Find the lines with "left" in them and copy them out.

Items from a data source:
□ □ □

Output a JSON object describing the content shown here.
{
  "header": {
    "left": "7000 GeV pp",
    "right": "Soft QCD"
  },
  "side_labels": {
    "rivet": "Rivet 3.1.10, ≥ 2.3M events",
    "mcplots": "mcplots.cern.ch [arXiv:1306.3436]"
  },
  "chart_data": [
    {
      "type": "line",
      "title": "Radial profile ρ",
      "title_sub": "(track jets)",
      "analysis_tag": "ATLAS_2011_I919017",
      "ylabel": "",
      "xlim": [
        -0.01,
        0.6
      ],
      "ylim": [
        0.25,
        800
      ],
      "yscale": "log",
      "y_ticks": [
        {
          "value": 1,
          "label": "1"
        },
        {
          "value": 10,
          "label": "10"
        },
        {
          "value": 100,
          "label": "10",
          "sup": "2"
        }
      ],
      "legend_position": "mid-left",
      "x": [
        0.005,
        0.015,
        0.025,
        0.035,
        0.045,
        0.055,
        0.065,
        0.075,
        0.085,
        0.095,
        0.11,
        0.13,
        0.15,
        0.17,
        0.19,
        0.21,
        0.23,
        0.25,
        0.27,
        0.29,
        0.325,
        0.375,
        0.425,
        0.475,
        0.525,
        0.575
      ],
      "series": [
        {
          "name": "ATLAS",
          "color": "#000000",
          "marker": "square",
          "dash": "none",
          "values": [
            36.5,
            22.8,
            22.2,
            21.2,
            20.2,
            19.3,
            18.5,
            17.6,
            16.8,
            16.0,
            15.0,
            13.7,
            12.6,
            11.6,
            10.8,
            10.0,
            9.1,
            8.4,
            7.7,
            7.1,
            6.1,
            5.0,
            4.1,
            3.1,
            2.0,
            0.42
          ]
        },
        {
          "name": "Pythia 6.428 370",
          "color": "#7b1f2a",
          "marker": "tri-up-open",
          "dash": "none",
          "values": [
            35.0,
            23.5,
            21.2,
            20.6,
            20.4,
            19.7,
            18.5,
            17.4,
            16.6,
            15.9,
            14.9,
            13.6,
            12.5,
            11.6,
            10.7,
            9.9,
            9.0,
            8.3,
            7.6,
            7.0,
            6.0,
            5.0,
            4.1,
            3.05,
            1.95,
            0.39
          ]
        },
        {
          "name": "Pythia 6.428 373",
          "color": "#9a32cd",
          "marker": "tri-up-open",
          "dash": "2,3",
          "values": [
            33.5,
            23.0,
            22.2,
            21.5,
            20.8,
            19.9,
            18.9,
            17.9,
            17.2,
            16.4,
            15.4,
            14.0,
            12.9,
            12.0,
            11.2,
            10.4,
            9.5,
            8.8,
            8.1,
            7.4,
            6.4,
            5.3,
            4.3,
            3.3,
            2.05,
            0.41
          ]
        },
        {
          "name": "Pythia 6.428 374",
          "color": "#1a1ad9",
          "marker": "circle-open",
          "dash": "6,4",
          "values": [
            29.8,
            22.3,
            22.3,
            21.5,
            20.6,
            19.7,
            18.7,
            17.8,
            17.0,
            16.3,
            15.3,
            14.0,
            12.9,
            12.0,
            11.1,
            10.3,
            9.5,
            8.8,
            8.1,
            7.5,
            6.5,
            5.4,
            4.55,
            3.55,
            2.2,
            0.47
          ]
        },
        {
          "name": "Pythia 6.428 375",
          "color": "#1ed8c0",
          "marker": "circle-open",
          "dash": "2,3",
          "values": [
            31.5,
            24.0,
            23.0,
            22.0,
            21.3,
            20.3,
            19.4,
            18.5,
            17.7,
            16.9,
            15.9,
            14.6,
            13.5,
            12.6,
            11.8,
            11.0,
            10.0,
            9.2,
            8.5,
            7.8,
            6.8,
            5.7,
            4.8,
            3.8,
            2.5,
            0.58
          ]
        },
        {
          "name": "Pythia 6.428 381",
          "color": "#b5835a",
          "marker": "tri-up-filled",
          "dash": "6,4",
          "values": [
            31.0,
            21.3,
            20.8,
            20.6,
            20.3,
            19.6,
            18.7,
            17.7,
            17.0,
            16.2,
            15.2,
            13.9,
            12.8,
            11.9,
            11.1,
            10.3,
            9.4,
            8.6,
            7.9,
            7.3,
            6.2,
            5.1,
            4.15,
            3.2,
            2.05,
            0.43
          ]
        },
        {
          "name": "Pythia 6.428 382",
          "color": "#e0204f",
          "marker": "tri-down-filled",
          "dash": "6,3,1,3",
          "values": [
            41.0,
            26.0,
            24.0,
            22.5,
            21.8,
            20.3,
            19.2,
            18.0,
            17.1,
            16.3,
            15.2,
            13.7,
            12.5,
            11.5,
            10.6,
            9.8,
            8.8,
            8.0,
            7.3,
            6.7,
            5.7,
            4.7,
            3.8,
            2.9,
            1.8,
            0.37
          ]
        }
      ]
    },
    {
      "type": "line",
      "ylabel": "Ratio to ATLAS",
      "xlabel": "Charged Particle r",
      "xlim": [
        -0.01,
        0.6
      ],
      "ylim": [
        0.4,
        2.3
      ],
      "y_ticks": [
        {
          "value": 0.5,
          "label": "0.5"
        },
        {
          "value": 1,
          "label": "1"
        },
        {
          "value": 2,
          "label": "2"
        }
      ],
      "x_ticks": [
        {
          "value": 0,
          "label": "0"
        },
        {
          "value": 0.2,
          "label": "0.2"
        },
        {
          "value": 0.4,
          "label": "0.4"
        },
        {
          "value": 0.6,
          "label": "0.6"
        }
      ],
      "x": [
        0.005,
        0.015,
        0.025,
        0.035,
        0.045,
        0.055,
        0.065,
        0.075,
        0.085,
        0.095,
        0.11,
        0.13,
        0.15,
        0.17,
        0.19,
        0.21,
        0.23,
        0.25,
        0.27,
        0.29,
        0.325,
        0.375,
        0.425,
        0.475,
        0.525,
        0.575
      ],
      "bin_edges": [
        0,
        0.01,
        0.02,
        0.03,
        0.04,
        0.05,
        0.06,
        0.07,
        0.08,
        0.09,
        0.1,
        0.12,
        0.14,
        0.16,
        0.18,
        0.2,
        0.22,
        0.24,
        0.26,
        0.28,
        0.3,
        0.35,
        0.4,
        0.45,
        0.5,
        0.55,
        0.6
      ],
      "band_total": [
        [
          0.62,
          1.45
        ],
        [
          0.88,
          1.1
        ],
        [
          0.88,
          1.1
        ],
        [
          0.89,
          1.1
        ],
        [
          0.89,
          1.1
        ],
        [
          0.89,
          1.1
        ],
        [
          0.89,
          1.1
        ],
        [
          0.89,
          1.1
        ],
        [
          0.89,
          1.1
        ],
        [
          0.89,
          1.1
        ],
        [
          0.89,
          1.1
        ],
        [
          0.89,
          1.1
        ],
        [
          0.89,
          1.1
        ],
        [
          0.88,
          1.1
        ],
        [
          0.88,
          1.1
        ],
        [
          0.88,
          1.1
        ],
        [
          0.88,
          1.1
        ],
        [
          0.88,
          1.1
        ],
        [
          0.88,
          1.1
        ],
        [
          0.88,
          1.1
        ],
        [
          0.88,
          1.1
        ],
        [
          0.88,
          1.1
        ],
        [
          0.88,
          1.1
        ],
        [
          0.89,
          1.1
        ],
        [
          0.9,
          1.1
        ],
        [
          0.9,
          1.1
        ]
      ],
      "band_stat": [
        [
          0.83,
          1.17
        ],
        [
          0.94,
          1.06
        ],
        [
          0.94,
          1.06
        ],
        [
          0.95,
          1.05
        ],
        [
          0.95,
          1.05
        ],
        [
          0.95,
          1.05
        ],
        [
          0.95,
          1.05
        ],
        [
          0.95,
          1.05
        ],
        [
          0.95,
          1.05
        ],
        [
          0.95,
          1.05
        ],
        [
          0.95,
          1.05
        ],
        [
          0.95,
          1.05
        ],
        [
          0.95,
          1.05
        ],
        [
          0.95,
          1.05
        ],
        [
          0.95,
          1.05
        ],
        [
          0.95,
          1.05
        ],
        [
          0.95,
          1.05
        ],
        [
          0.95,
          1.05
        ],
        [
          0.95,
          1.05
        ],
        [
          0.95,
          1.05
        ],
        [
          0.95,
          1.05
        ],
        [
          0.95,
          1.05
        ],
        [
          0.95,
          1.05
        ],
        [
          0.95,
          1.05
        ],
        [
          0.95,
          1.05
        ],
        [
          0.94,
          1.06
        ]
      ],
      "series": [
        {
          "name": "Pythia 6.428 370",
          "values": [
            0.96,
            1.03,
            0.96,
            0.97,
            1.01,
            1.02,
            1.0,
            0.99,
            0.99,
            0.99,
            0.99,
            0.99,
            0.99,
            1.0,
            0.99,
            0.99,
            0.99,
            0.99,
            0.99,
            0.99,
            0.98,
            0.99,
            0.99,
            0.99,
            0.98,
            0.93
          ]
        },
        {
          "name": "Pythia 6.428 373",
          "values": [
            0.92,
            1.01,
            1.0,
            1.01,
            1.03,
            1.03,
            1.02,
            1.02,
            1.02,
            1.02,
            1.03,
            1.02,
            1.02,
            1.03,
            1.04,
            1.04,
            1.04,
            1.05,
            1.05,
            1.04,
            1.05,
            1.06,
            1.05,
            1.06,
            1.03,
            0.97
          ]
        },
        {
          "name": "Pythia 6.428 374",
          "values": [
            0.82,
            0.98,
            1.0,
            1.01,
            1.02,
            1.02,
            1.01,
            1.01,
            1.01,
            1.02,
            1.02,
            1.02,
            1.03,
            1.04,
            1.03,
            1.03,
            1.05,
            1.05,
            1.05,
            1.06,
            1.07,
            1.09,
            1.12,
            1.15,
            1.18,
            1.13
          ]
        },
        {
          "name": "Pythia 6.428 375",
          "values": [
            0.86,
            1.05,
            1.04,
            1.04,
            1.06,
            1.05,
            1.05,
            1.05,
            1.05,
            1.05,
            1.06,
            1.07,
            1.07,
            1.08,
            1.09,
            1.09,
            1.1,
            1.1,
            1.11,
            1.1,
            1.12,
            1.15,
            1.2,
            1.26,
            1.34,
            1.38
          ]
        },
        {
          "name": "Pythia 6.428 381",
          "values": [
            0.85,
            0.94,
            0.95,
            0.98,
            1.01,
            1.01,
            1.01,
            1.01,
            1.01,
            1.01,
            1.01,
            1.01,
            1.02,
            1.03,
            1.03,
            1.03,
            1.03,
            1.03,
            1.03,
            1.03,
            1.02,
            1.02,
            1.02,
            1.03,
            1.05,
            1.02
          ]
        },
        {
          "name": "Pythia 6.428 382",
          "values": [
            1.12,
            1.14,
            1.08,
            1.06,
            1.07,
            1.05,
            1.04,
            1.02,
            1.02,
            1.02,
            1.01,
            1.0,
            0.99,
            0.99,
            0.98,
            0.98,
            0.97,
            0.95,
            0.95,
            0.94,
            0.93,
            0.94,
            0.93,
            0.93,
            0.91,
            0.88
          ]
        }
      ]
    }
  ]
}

□ □ □

-- EXERCISE RESPONSE --
    "left": "7000 GeV pp",
      "legend_position": "mid-left",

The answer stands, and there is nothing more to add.